===== Exercise inputs
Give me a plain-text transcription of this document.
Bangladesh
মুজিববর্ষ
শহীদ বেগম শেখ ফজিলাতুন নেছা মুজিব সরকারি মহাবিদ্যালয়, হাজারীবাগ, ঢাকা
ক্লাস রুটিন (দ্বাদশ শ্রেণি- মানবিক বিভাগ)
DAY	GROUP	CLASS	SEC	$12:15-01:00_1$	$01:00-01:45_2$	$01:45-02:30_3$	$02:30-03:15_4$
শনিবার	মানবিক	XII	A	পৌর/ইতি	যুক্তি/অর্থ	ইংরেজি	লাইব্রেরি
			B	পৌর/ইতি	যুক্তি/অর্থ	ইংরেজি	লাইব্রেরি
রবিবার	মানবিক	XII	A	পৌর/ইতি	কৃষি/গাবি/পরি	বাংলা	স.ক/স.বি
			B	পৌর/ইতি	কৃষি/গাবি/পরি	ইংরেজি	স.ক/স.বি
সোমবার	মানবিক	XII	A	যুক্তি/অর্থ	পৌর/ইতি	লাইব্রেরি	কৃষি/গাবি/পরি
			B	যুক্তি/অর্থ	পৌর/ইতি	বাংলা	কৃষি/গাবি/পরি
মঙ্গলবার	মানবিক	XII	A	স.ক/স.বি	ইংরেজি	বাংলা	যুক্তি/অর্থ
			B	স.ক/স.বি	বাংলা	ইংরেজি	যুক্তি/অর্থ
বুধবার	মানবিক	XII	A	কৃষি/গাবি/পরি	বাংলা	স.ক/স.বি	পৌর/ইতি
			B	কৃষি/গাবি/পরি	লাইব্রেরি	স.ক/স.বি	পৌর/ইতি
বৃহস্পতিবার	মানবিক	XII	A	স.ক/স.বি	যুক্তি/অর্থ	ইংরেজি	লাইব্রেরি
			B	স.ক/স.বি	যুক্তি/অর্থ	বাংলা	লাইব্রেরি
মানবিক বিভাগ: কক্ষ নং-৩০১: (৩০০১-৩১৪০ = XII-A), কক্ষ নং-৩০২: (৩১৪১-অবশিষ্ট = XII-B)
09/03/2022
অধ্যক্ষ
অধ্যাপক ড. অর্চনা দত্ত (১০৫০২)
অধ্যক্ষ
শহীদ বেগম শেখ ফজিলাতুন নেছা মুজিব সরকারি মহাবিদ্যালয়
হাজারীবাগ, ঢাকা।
==========
===== Exercise inputs
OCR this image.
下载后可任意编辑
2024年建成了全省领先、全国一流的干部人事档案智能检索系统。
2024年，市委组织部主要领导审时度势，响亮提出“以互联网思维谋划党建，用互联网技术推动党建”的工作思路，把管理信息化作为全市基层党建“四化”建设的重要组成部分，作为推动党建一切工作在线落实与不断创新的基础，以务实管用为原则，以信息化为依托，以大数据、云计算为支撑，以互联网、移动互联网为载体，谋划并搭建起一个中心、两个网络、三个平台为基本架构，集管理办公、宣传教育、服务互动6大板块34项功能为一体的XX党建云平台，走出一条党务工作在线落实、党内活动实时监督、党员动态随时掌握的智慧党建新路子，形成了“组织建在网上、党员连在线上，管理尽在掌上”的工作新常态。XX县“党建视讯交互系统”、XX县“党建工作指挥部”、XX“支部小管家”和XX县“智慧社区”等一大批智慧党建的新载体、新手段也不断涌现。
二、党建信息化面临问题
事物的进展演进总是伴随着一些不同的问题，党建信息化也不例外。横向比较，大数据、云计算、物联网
==========
Set exercise >>
Pull out all lines from the listing that contain the string "this".

Solution to the exercise >>
Give me a plain-text transcription of this document.
OCR this image.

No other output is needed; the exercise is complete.